§ Goal of the exercise: Return every line exactly as it appears, from the line containing "bar (894, 620, 897, 660)" down to the line containing "bar (704, 563, 707, 660)", both included.

§ Data extract:
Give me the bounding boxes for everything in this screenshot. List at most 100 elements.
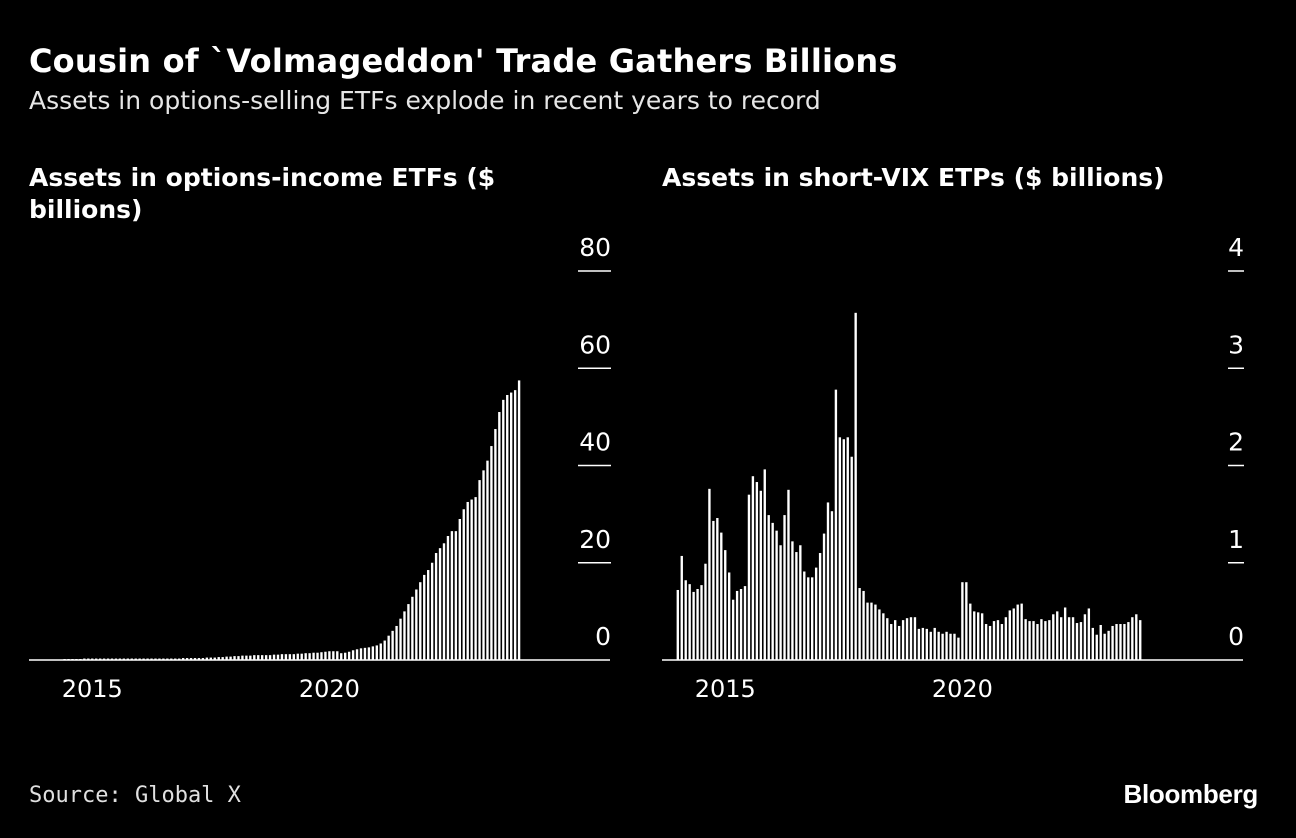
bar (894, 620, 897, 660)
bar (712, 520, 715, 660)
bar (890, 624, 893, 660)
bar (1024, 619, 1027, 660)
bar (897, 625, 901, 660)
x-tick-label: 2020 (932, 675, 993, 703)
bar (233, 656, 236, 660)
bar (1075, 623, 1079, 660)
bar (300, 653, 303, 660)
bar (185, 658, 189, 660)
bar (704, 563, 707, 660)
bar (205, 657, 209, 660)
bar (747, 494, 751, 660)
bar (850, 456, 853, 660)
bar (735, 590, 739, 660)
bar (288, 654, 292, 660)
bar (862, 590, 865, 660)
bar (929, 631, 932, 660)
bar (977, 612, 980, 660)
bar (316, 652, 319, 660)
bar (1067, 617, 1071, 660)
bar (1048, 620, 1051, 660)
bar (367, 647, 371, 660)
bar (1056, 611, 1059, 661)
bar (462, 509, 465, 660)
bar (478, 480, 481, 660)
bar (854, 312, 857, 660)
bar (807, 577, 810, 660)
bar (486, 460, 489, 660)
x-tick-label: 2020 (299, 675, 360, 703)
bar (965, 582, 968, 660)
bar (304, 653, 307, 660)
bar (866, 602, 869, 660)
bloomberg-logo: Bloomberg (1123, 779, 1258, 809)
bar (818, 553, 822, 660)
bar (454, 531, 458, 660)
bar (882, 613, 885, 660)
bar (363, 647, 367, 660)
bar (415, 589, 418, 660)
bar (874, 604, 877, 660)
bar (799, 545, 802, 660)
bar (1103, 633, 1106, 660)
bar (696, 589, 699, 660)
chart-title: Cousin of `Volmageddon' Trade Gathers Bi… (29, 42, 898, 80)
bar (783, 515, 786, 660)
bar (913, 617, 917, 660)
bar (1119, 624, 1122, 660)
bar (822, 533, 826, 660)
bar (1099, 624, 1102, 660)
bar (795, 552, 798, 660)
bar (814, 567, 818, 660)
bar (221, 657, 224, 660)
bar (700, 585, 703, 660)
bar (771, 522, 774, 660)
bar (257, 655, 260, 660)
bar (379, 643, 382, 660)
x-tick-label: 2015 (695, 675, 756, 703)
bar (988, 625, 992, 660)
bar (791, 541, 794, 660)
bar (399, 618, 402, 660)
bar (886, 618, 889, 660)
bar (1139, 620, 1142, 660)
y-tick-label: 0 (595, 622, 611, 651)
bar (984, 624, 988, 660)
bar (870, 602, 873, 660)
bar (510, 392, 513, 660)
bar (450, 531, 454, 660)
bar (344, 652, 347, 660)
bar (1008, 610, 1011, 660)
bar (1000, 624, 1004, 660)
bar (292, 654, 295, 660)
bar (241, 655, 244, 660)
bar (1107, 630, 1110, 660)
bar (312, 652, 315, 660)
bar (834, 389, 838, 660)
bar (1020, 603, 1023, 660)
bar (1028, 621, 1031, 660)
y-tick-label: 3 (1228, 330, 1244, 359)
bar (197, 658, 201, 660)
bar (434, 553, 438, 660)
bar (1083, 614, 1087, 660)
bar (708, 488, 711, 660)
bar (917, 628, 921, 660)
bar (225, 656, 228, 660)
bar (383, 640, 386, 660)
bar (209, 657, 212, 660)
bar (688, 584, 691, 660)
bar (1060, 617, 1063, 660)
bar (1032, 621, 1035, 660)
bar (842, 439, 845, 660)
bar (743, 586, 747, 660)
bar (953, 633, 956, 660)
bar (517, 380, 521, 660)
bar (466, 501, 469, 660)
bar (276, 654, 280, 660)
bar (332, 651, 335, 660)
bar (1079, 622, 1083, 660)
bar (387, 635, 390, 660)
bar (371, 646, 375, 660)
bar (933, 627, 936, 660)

§ Exercise result:
bar (894, 620, 897, 660)
bar (712, 520, 715, 660)
bar (890, 624, 893, 660)
bar (1024, 619, 1027, 660)
bar (897, 625, 901, 660)
x-tick-label: 2020 (932, 675, 993, 703)
bar (233, 656, 236, 660)
bar (1075, 623, 1079, 660)
bar (300, 653, 303, 660)
bar (185, 658, 189, 660)
bar (704, 563, 707, 660)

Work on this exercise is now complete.